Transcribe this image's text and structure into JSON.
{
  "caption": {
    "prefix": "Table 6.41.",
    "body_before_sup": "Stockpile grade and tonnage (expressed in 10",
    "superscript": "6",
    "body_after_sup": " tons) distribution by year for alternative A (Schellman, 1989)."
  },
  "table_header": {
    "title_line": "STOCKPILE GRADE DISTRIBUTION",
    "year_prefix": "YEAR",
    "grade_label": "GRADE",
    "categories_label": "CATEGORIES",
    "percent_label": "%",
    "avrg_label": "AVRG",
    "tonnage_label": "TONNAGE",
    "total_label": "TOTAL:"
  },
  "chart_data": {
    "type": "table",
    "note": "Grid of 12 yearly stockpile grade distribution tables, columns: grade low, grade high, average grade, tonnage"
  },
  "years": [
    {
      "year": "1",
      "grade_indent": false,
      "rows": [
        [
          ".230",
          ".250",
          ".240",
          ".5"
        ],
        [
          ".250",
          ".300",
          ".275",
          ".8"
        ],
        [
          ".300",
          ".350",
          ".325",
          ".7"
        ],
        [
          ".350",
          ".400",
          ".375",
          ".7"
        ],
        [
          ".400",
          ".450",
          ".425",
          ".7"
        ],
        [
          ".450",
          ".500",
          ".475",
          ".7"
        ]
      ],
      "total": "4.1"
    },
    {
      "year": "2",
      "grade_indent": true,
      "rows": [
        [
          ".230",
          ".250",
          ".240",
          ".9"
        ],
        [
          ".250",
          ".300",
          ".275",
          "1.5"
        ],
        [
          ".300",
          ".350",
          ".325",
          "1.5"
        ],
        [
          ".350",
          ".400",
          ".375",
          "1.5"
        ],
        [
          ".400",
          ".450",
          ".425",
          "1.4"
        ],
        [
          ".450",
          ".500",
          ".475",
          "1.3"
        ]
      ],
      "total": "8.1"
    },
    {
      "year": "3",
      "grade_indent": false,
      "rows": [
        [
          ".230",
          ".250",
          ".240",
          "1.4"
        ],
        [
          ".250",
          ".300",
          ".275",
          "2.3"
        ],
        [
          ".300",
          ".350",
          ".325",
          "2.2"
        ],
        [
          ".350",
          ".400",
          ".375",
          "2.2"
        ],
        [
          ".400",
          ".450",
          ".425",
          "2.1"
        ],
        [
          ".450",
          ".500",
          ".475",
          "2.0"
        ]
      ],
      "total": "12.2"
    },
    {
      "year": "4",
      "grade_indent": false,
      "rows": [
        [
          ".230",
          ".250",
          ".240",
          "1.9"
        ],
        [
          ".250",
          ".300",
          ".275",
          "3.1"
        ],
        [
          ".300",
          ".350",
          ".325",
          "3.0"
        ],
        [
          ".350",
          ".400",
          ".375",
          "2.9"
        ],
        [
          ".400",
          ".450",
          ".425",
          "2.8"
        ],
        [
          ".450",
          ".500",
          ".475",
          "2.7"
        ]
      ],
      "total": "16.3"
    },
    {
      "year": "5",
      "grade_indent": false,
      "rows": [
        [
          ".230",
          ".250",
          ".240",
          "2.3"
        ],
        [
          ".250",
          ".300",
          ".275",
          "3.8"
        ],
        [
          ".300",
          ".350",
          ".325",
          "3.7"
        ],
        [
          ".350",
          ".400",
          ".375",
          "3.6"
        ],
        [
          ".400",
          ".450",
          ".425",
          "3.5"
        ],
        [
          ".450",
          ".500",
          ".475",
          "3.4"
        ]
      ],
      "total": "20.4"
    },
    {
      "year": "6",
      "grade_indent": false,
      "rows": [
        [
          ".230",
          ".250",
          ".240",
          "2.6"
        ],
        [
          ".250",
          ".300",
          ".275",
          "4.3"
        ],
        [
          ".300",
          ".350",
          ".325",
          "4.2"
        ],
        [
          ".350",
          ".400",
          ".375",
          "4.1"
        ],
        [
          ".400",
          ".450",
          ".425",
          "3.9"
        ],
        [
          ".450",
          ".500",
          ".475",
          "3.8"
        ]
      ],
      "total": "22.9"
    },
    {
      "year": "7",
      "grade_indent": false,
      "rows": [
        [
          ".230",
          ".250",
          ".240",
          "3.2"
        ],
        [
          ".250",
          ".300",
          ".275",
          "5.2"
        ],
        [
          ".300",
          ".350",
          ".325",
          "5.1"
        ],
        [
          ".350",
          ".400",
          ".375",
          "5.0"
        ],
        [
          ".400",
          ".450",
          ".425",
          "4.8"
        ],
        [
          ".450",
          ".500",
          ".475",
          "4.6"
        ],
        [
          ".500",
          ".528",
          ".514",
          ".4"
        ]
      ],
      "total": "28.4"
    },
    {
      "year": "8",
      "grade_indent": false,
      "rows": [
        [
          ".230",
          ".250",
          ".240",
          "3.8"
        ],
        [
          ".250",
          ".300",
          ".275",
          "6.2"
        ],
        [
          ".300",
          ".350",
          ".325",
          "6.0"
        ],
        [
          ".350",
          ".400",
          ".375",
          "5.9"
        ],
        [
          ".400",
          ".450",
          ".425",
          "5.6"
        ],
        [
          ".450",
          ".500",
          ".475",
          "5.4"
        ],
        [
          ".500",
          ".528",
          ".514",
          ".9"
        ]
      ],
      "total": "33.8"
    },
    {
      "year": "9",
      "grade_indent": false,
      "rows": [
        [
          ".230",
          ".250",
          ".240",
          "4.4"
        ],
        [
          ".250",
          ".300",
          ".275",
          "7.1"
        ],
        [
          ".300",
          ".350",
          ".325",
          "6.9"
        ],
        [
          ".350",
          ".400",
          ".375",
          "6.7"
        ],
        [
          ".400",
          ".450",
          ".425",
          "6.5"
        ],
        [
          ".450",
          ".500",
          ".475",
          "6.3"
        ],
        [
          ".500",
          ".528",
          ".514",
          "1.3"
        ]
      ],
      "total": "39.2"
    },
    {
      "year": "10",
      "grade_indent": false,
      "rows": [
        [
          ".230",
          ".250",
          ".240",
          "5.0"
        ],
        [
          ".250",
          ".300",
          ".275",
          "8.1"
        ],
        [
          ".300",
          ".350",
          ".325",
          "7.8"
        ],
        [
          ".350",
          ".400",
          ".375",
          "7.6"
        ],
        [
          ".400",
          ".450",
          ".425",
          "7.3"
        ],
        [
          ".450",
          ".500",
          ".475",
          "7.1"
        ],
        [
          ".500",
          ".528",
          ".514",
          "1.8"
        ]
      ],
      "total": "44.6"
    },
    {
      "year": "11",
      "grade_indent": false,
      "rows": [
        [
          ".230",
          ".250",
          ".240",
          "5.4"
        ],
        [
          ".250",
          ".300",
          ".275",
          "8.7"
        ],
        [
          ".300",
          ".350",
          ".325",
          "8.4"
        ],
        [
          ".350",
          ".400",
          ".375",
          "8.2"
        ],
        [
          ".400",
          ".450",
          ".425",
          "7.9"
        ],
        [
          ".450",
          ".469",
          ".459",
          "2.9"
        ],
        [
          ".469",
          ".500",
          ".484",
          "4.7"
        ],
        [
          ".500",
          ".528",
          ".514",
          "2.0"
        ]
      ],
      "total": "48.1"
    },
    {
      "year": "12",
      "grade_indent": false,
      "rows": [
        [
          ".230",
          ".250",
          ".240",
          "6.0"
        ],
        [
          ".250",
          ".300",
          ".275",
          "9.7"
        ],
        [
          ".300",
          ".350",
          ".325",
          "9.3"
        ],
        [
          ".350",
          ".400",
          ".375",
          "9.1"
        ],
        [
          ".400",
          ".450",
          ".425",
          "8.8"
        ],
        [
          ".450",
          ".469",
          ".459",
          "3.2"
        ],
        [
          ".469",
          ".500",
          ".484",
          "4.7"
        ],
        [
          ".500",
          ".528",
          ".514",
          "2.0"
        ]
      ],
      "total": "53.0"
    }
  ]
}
::::
__Exercise prompt__
Copy each line of the data exactly, leaving nothing out.

__The output__
Transcribe this image's text and structure into JSON.
{
  "caption": {
    "prefix": "Table 6.41.",
    "body_before_sup": "Stockpile grade and tonnage (expressed in 10",
    "superscript": "6",
    "body_after_sup": " tons) distribution by year for alternative A (Schellman, 1989)."
  },
  "table_header": {
    "title_line": "STOCKPILE GRADE DISTRIBUTION",
    "year_prefix": "YEAR",
    "grade_label": "GRADE",
    "categories_label": "CATEGORIES",
    "percent_label": "%",
    "avrg_label": "AVRG",
    "tonnage_label": "TONNAGE",
    "total_label": "TOTAL:"
  },
  "chart_data": {
    "type": "table",
    "note": "Grid of 12 yearly stockpile grade distribution tables, columns: grade low, grade high, average grade, tonnage"
  },
  "years": [
    {
      "year": "1",
      "grade_indent": false,
      "rows": [
        [
          ".230",
          ".250",
          ".240",
          ".5"
        ],
        [
          ".250",
          ".300",
          ".275",
          ".8"
        ],
        [
          ".300",
          ".350",
          ".325",
          ".7"
        ],
        [
          ".350",
          ".400",
          ".375",
          ".7"
        ],
        [
          ".400",
          ".450",
          ".425",
          ".7"
        ],
        [
          ".450",
          ".500",
          ".475",
          ".7"
        ]
      ],
      "total": "4.1"
    },
    {
      "year": "2",
      "grade_indent": true,
      "rows": [
        [
          ".230",
          ".250",
          ".240",
          ".9"
        ],
        [
          ".250",
          ".300",
          ".275",
          "1.5"
        ],
        [
          ".300",
          ".350",
          ".325",
          "1.5"
        ],
        [
          ".350",
          ".400",
          ".375",
          "1.5"
        ],
        [
          ".400",
          ".450",
          ".425",
          "1.4"
        ],
        [
          ".450",
          ".500",
          ".475",
          "1.3"
        ]
      ],
      "total": "8.1"
    },
    {
      "year": "3",
      "grade_indent": false,
      "rows": [
        [
          ".230",
          ".250",
          ".240",
          "1.4"
        ],
        [
          ".250",
          ".300",
          ".275",
          "2.3"
        ],
        [
          ".300",
          ".350",
          ".325",
          "2.2"
        ],
        [
          ".350",
          ".400",
          ".375",
          "2.2"
        ],
        [
          ".400",
          ".450",
          ".425",
          "2.1"
        ],
        [
          ".450",
          ".500",
          ".475",
          "2.0"
        ]
      ],
      "total": "12.2"
    },
    {
      "year": "4",
      "grade_indent": false,
      "rows": [
        [
          ".230",
          ".250",
          ".240",
          "1.9"
        ],
        [
          ".250",
          ".300",
          ".275",
          "3.1"
        ],
        [
          ".300",
          ".350",
          ".325",
          "3.0"
        ],
        [
          ".350",
          ".400",
          ".375",
          "2.9"
        ],
        [
          ".400",
          ".450",
          ".425",
          "2.8"
        ],
        [
          ".450",
          ".500",
          ".475",
          "2.7"
        ]
      ],
      "total": "16.3"
    },
    {
      "year": "5",
      "grade_indent": false,
      "rows": [
        [
          ".230",
          ".250",
          ".240",
          "2.3"
        ],
        [
          ".250",
          ".300",
          ".275",
          "3.8"
        ],
        [
          ".300",
          ".350",
          ".325",
          "3.7"
        ],
        [
          ".350",
          ".400",
          ".375",
          "3.6"
        ],
        [
          ".400",
          ".450",
          ".425",
          "3.5"
        ],
        [
          ".450",
          ".500",
          ".475",
          "3.4"
        ]
      ],
      "total": "20.4"
    },
    {
      "year": "6",
      "grade_indent": false,
      "rows": [
        [
          ".230",
          ".250",
          ".240",
          "2.6"
        ],
        [
          ".250",
          ".300",
          ".275",
          "4.3"
        ],
        [
          ".300",
          ".350",
          ".325",
          "4.2"
        ],
        [
          ".350",
          ".400",
          ".375",
          "4.1"
        ],
        [
          ".400",
          ".450",
          ".425",
          "3.9"
        ],
        [
          ".450",
          ".500",
          ".475",
          "3.8"
        ]
      ],
      "total": "22.9"
    },
    {
      "year": "7",
      "grade_indent": false,
      "rows": [
        [
          ".230",
          ".250",
          ".240",
          "3.2"
        ],
        [
          ".250",
          ".300",
          ".275",
          "5.2"
        ],
        [
          ".300",
          ".350",
          ".325",
          "5.1"
        ],
        [
          ".350",
          ".400",
          ".375",
          "5.0"
        ],
        [
          ".400",
          ".450",
          ".425",
          "4.8"
        ],
        [
          ".450",
          ".500",
          ".475",
          "4.6"
        ],
        [
          ".500",
          ".528",
          ".514",
          ".4"
        ]
      ],
      "total": "28.4"
    },
    {
      "year": "8",
      "grade_indent": false,
      "rows": [
        [
          ".230",
          ".250",
          ".240",
          "3.8"
        ],
        [
          ".250",
          ".300",
          ".275",
          "6.2"
        ],
        [
          ".300",
          ".350",
          ".325",
          "6.0"
        ],
        [
          ".350",
          ".400",
          ".375",
          "5.9"
        ],
        [
          ".400",
          ".450",
          ".425",
          "5.6"
        ],
        [
          ".450",
          ".500",
          ".475",
          "5.4"
        ],
        [
          ".500",
          ".528",
          ".514",
          ".9"
        ]
      ],
      "total": "33.8"
    },
    {
      "year": "9",
      "grade_indent": false,
      "rows": [
        [
          ".230",
          ".250",
          ".240",
          "4.4"
        ],
        [
          ".250",
          ".300",
          ".275",
          "7.1"
        ],
        [
          ".300",
          ".350",
          ".325",
          "6.9"
        ],
        [
          ".350",
          ".400",
          ".375",
          "6.7"
        ],
        [
          ".400",
          ".450",
          ".425",
          "6.5"
        ],
        [
          ".450",
          ".500",
          ".475",
          "6.3"
        ],
        [
          ".500",
          ".528",
          ".514",
          "1.3"
        ]
      ],
      "total": "39.2"
    },
    {
      "year": "10",
      "grade_indent": false,
      "rows": [
        [
          ".230",
          ".250",
          ".240",
          "5.0"
        ],
        [
          ".250",
          ".300",
          ".275",
          "8.1"
        ],
        [
          ".300",
          ".350",
          ".325",
          "7.8"
        ],
        [
          ".350",
          ".400",
          ".375",
          "7.6"
        ],
        [
          ".400",
          ".450",
          ".425",
          "7.3"
        ],
        [
          ".450",
          ".500",
          ".475",
          "7.1"
        ],
        [
          ".500",
          ".528",
          ".514",
          "1.8"
        ]
      ],
      "total": "44.6"
    },
    {
      "year": "11",
      "grade_indent": false,
      "rows": [
        [
          ".230",
          ".250",
          ".240",
          "5.4"
        ],
        [
          ".250",
          ".300",
          ".275",
          "8.7"
        ],
        [
          ".300",
          ".350",
          ".325",
          "8.4"
        ],
        [
          ".350",
          ".400",
          ".375",
          "8.2"
        ],
        [
          ".400",
          ".450",
          ".425",
          "7.9"
        ],
        [
          ".450",
          ".469",
          ".459",
          "2.9"
        ],
        [
          ".469",
          ".500",
          ".484",
          "4.7"
        ],
        [
          ".500",
          ".528",
          ".514",
          "2.0"
        ]
      ],
      "total": "48.1"
    },
    {
      "year": "12",
      "grade_indent": false,
      "rows": [
        [
          ".230",
          ".250",
          ".240",
          "6.0"
        ],
        [
          ".250",
          ".300",
          ".275",
          "9.7"
        ],
        [
          ".300",
          ".350",
          ".325",
          "9.3"
        ],
        [
          ".350",
          ".400",
          ".375",
          "9.1"
        ],
        [
          ".400",
          ".450",
          ".425",
          "8.8"
        ],
        [
          ".450",
          ".469",
          ".459",
          "3.2"
        ],
        [
          ".469",
          ".500",
          ".484",
          "4.7"
        ],
        [
          ".500",
          ".528",
          ".514",
          "2.0"
        ]
      ],
      "total": "53.0"
    }
  ]
}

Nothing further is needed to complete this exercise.